▶ The problem
Every line that holds the string "progressions" is to be identified and copied.

▶ Given information
_ _ _ _ _ _ _
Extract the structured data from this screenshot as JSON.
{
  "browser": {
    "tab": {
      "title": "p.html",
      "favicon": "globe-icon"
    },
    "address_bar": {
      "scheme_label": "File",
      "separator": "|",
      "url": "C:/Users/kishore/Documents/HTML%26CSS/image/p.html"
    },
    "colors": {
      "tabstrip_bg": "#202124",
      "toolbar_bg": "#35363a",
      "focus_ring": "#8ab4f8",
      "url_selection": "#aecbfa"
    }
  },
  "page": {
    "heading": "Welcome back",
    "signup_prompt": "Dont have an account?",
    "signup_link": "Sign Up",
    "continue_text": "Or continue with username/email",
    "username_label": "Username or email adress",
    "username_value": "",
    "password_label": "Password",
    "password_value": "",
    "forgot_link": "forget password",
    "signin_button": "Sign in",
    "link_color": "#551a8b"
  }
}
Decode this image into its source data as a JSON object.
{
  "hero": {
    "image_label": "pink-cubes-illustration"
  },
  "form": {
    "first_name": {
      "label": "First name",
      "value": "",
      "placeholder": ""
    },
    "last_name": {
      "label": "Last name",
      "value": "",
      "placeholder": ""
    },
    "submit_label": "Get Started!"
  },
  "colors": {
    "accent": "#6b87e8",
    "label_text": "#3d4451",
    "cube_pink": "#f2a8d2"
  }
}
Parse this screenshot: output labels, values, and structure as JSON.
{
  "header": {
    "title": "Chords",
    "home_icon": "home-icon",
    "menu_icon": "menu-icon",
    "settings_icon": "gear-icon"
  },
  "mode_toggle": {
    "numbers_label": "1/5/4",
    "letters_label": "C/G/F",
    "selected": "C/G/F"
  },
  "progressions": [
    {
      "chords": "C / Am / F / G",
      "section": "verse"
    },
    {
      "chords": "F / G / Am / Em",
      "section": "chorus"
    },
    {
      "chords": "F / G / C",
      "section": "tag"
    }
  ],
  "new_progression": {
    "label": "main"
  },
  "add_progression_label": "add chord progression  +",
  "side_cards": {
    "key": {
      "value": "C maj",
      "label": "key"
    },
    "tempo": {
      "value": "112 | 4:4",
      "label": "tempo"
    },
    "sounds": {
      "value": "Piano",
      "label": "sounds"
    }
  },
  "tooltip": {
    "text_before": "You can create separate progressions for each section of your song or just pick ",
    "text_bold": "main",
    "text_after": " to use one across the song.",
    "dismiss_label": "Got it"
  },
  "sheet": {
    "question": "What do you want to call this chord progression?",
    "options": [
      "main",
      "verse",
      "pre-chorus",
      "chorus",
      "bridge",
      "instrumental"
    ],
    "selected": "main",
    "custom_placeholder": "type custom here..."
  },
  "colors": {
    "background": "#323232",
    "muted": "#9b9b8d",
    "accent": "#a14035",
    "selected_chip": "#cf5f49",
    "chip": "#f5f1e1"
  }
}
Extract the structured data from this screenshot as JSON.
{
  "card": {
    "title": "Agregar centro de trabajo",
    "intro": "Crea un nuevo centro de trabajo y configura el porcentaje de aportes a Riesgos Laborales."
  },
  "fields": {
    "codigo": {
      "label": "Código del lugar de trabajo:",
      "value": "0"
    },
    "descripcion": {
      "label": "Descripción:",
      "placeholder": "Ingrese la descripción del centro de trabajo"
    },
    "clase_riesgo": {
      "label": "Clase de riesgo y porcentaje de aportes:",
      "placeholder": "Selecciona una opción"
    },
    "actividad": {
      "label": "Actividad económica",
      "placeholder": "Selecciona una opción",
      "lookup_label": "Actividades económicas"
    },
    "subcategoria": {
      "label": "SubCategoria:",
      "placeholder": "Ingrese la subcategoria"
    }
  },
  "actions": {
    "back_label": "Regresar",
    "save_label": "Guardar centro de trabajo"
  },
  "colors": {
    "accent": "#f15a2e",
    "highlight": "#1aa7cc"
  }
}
_ _ _ _ _ _ _
▶ Final result
  "progressions": [
    "text_before": "You can create separate progressions for each section of your song or just pick ",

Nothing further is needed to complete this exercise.